» **Short problem**
Check each line below for the word "document", and copy those that have it.

## begin Records for the exercise

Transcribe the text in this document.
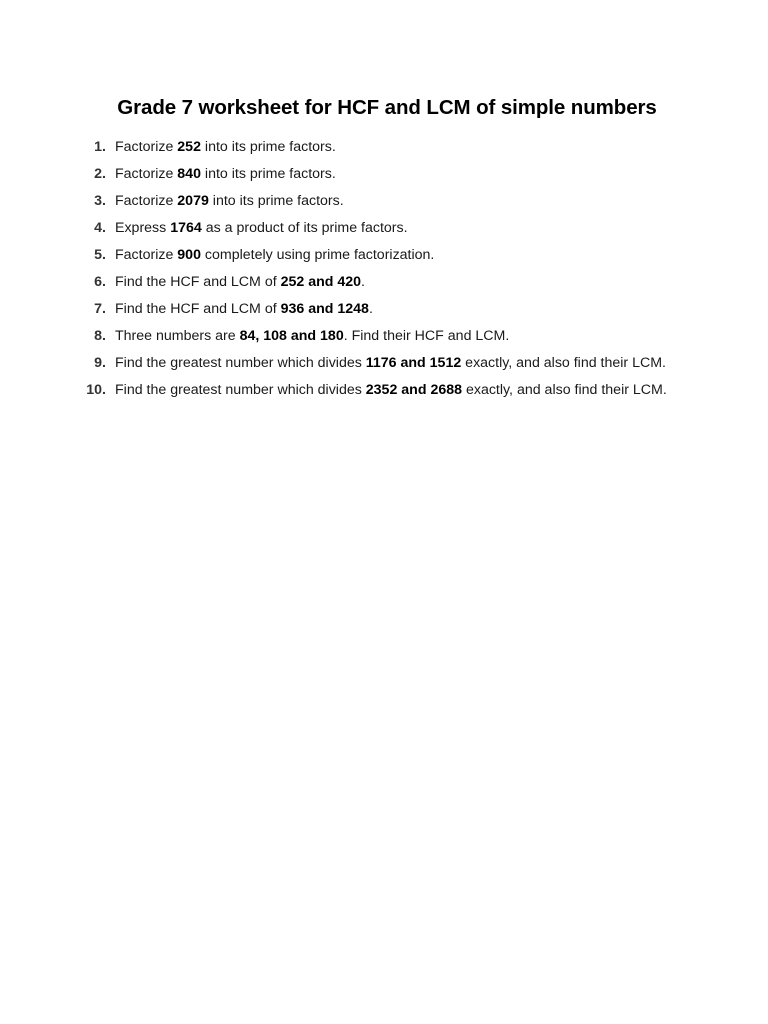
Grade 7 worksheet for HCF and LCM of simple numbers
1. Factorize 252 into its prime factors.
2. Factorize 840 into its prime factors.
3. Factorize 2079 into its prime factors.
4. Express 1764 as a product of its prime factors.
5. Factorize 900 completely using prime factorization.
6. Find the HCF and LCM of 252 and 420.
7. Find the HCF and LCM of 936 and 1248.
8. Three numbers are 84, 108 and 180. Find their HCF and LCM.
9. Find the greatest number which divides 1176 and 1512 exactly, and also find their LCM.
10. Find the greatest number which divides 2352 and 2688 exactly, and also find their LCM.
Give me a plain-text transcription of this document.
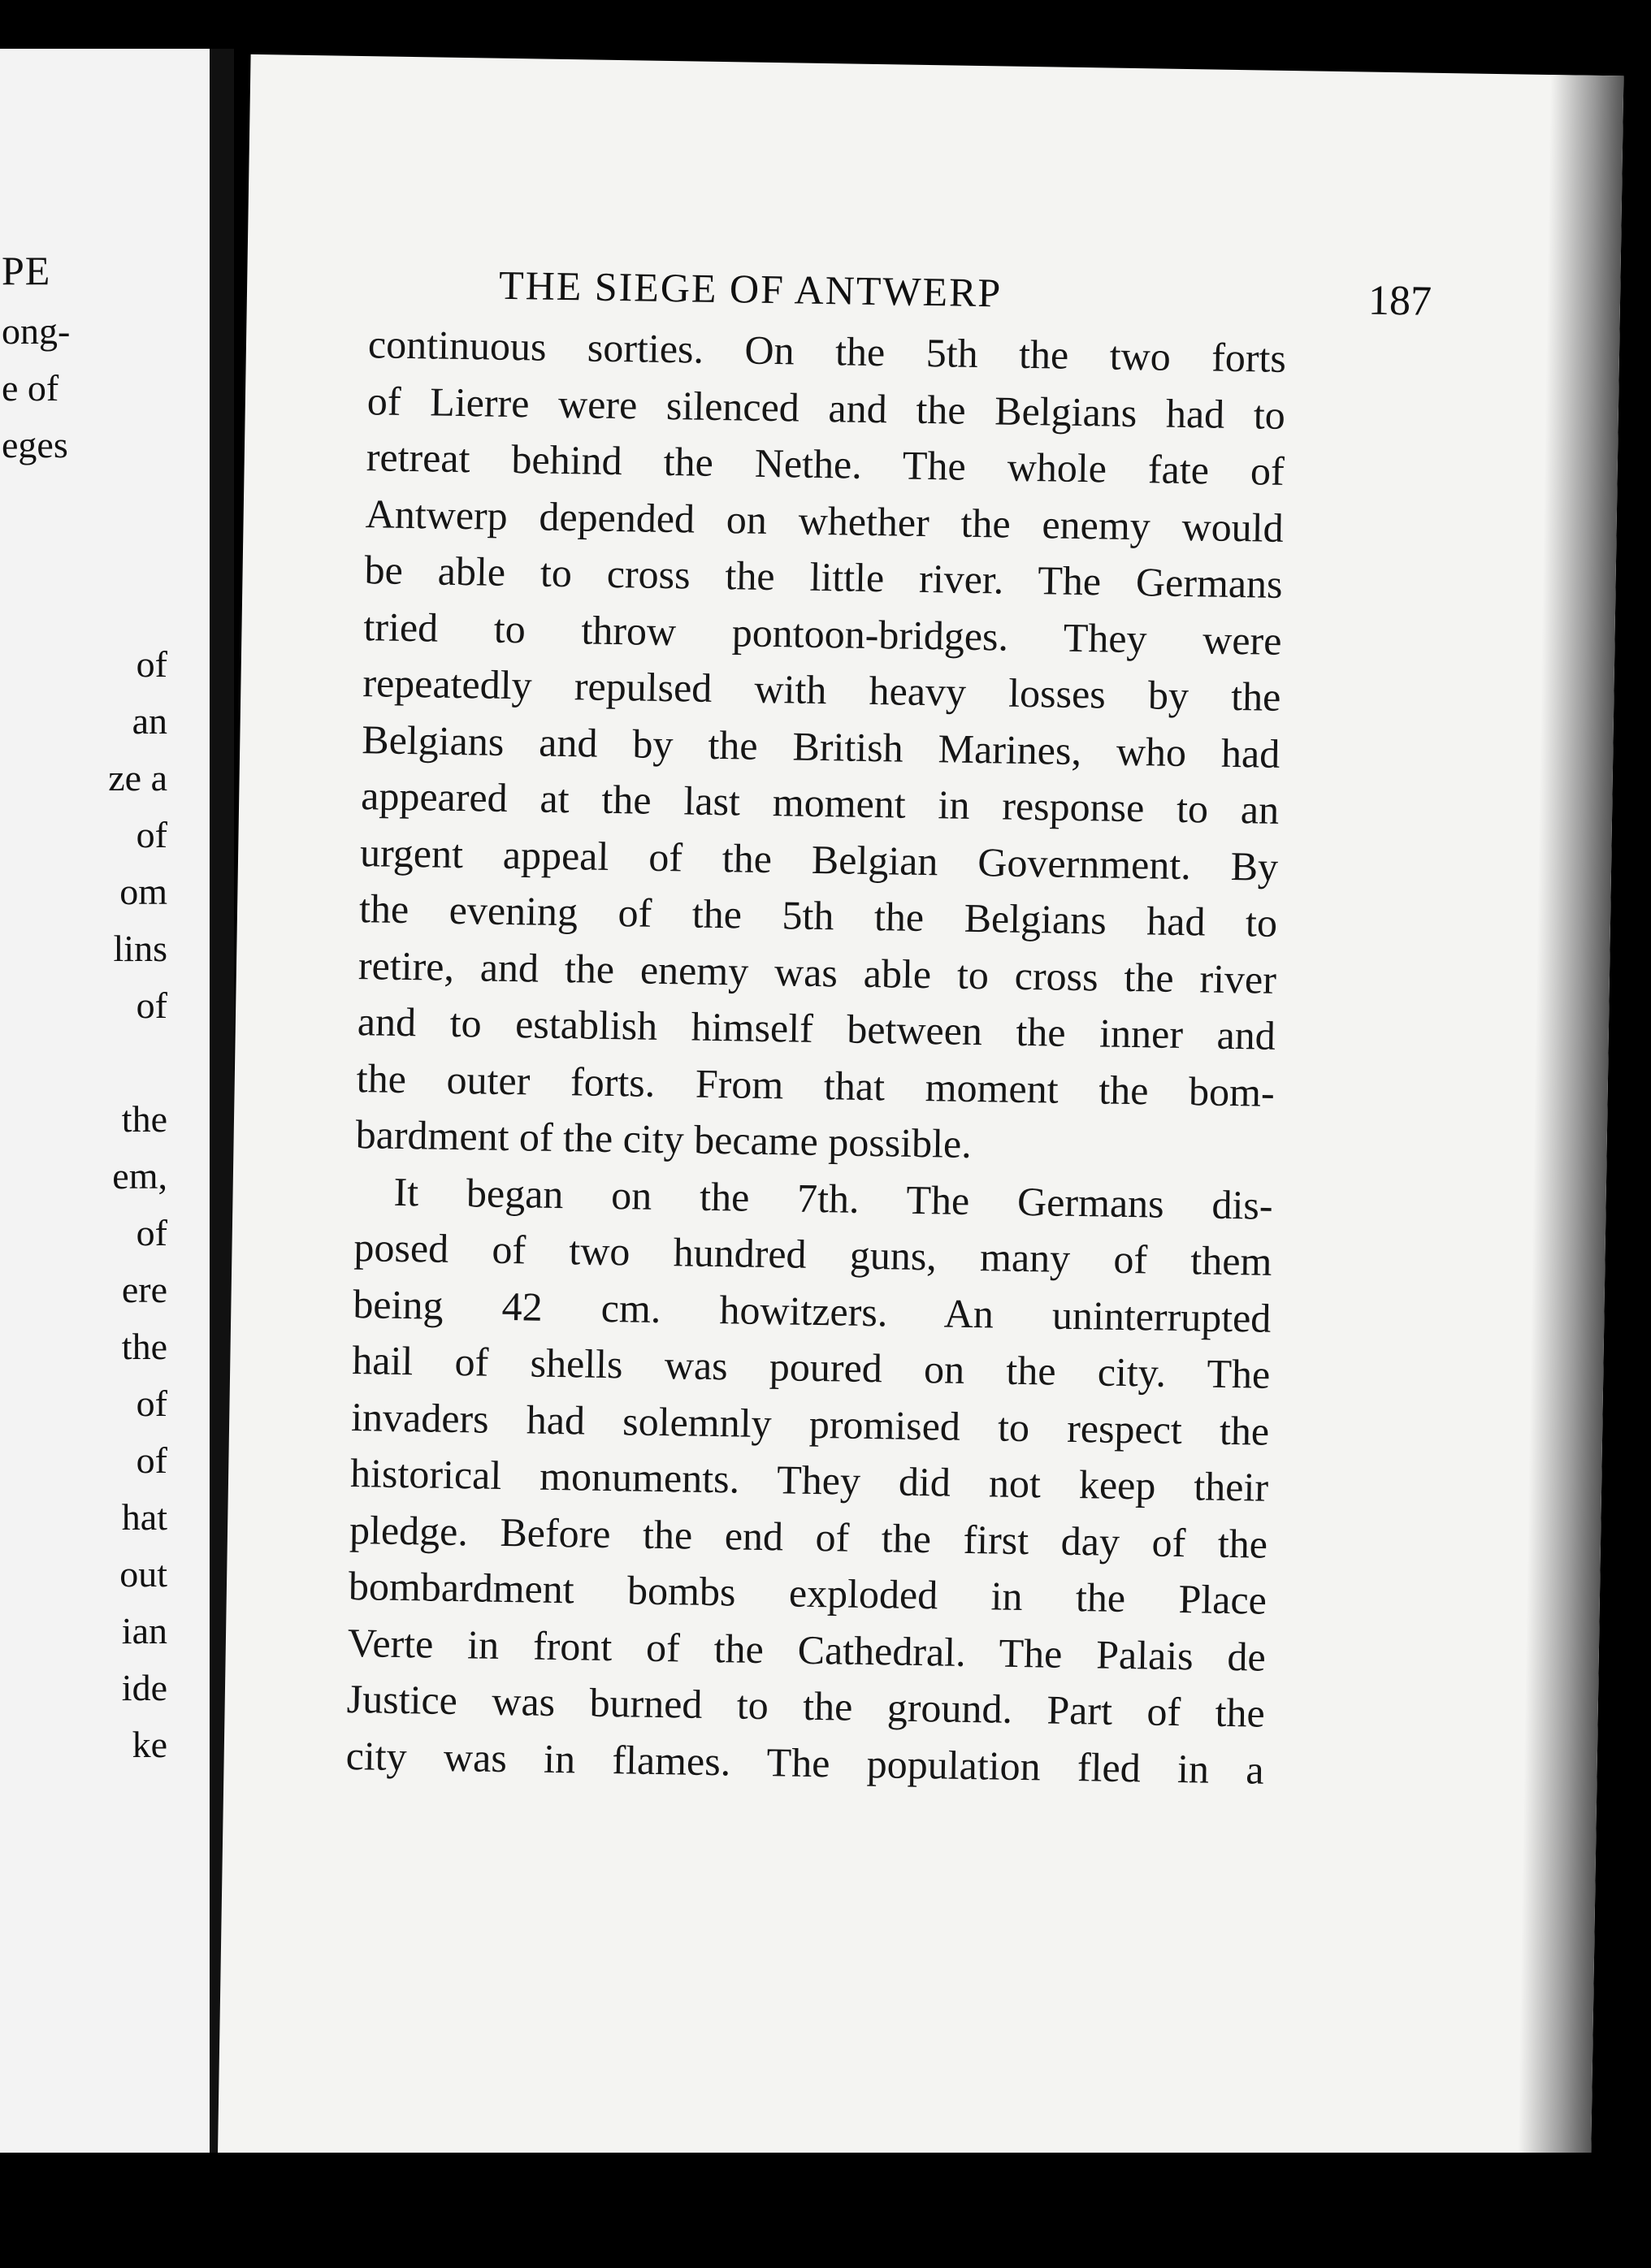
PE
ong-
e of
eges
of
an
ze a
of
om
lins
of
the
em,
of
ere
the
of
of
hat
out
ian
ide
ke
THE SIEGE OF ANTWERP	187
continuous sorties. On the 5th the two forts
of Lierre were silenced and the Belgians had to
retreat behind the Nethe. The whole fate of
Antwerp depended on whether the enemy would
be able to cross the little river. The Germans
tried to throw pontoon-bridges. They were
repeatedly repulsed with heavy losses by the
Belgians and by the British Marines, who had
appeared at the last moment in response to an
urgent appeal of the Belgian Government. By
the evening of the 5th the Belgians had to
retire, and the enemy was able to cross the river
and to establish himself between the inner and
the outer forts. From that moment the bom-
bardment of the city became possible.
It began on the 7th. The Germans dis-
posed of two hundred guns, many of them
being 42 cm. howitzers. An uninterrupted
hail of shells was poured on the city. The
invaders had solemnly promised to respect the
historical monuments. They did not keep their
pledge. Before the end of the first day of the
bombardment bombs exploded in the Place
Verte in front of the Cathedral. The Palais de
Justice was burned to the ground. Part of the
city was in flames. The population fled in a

## end Records for the exercise

» **The answer**
Transcribe the text in this document.
Give me a plain-text transcription of this document.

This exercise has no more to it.